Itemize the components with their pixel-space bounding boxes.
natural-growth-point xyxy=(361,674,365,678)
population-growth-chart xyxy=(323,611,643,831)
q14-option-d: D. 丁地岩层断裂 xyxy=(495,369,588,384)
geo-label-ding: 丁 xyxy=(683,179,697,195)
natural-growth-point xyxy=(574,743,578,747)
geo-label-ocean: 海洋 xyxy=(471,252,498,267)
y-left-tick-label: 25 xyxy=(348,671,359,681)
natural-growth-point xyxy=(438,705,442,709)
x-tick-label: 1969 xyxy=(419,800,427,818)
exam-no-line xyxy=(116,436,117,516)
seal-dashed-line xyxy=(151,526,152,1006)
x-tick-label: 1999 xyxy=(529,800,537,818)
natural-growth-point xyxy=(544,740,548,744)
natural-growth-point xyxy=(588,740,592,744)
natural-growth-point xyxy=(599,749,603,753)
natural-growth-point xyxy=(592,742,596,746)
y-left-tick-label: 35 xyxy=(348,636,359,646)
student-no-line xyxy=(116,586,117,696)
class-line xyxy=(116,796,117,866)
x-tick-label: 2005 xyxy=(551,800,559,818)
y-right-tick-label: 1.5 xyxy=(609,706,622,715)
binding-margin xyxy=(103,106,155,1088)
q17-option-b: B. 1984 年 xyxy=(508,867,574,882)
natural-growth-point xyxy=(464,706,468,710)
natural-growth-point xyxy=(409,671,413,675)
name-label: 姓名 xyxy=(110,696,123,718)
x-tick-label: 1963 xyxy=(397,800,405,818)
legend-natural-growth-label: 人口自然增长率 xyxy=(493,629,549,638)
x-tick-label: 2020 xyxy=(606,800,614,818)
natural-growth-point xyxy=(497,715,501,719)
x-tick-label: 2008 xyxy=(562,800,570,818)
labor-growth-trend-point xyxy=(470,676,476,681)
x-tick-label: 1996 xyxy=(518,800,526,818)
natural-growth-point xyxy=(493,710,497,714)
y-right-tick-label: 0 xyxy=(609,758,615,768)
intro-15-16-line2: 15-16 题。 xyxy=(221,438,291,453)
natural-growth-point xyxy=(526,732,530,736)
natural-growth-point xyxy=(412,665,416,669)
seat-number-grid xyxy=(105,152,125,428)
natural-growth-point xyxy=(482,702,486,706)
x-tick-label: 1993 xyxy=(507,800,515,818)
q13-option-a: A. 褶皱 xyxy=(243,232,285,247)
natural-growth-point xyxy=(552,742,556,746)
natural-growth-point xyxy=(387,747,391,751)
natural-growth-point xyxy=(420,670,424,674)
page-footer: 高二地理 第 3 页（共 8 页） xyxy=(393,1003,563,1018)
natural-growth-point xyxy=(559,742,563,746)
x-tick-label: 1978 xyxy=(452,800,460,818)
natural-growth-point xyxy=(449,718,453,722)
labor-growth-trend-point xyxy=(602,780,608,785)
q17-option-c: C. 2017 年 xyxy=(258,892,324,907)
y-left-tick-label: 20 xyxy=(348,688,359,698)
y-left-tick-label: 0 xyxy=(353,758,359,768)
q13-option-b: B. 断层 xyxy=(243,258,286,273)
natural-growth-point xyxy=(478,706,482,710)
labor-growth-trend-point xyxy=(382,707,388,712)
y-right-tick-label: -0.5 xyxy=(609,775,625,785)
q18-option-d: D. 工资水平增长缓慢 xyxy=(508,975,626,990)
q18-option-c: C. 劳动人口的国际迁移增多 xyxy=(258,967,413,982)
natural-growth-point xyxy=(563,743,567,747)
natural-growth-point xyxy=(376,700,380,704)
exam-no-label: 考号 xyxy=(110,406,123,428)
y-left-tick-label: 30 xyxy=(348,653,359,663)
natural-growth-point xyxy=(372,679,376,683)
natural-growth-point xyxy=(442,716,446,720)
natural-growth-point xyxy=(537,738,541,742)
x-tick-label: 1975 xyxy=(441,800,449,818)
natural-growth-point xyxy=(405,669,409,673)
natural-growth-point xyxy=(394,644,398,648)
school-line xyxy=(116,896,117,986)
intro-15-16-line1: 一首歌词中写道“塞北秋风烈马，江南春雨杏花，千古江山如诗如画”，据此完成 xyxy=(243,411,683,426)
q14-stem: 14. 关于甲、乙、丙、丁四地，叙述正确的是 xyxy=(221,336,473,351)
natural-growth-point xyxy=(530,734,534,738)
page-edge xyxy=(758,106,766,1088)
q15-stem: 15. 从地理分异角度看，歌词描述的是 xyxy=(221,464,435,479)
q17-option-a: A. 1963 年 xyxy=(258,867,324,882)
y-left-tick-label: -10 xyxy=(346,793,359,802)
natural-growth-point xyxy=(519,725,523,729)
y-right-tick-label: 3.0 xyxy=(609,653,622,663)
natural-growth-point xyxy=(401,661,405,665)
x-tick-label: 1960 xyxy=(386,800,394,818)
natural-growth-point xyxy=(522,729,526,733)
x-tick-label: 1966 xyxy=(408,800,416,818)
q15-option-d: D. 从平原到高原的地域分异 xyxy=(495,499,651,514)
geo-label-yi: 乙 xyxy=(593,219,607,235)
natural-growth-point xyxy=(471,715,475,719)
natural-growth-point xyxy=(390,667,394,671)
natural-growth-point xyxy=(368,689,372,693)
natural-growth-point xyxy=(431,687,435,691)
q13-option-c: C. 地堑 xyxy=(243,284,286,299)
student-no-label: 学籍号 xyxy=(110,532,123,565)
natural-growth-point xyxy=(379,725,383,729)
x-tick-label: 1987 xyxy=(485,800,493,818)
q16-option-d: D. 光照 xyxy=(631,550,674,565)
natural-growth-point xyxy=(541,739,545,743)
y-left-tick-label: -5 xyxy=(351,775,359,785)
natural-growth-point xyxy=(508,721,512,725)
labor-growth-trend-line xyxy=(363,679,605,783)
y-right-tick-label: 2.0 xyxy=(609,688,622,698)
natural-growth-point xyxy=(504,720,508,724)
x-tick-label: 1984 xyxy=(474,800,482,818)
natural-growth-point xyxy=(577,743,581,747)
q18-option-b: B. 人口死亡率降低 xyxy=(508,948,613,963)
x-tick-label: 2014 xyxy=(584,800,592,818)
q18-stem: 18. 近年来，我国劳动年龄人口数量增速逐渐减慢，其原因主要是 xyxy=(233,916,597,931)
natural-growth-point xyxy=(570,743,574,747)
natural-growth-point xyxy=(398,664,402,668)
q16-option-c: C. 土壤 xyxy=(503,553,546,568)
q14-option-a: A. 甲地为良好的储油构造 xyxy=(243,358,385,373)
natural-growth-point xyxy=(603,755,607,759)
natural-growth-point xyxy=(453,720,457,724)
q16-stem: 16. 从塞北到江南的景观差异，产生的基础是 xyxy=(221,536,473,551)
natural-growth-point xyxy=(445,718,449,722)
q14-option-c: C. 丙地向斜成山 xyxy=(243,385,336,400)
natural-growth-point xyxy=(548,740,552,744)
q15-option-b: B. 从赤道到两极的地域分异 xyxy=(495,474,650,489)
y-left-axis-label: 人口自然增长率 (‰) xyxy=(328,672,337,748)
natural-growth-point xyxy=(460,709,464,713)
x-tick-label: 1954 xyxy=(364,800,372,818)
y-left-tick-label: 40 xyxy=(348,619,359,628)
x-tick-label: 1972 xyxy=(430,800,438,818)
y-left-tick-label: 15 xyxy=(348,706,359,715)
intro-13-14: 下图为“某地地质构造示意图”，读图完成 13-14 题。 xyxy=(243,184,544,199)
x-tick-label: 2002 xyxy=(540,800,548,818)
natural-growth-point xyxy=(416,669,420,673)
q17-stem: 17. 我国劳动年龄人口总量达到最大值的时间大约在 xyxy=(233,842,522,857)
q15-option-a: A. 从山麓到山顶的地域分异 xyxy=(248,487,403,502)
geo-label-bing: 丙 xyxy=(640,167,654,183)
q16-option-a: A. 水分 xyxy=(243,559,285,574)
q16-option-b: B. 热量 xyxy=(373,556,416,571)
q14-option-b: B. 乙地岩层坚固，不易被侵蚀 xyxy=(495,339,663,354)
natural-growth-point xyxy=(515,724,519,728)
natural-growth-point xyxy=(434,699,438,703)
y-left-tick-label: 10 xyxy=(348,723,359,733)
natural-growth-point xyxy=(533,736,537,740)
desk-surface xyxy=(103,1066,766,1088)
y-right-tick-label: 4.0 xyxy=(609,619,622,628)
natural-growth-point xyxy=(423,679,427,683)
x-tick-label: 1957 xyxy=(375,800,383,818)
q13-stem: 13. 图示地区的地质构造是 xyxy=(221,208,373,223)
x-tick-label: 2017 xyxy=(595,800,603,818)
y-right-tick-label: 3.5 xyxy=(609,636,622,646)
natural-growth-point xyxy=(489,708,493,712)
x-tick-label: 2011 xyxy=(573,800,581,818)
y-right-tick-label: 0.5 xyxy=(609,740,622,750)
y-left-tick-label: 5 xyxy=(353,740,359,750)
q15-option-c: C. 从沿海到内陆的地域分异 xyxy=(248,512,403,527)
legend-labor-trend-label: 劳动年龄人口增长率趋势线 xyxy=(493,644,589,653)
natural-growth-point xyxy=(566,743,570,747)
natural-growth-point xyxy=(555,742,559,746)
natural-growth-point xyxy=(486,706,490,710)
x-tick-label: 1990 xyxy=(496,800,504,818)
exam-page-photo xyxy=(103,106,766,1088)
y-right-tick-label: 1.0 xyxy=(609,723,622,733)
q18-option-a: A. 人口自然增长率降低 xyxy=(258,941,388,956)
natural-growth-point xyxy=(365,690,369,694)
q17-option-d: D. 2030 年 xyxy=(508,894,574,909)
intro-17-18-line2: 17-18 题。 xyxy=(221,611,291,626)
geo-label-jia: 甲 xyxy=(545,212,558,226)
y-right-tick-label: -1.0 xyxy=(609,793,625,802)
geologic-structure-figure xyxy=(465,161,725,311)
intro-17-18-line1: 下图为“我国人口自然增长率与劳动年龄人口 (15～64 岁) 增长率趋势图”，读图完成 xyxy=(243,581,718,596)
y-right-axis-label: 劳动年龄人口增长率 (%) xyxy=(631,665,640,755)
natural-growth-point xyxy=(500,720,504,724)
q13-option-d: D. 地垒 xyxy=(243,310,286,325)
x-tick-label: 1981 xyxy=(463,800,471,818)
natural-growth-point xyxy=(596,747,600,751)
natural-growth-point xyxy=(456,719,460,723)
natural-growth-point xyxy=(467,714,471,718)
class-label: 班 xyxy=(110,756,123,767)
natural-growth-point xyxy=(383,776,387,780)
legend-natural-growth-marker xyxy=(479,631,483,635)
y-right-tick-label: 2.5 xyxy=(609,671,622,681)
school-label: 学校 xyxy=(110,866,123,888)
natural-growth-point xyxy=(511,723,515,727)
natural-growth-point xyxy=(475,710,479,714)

------------------------------

◆ **Instruction**
Begin at the first line of the records and stop after the line that contains "x-tick-label: 2005 xyxy=(551,800,559,818)". Rewrite those lines, renaming "natural-growth-point" to "growth-rate-point" and leaving everything else unchanged.

◆ **Response**
Itemize the components with their pixel-space bounding boxes.
growth-rate-point xyxy=(361,674,365,678)
population-growth-chart xyxy=(323,611,643,831)
q14-option-d: D. 丁地岩层断裂 xyxy=(495,369,588,384)
geo-label-ding: 丁 xyxy=(683,179,697,195)
growth-rate-point xyxy=(574,743,578,747)
geo-label-ocean: 海洋 xyxy=(471,252,498,267)
y-left-tick-label: 25 xyxy=(348,671,359,681)
growth-rate-point xyxy=(438,705,442,709)
x-tick-label: 1969 xyxy=(419,800,427,818)
exam-no-line xyxy=(116,436,117,516)
seal-dashed-line xyxy=(151,526,152,1006)
x-tick-label: 1999 xyxy=(529,800,537,818)
growth-rate-point xyxy=(544,740,548,744)
growth-rate-point xyxy=(588,740,592,744)
growth-rate-point xyxy=(599,749,603,753)
growth-rate-point xyxy=(592,742,596,746)
y-left-tick-label: 35 xyxy=(348,636,359,646)
student-no-line xyxy=(116,586,117,696)
class-line xyxy=(116,796,117,866)
x-tick-label: 2005 xyxy=(551,800,559,818)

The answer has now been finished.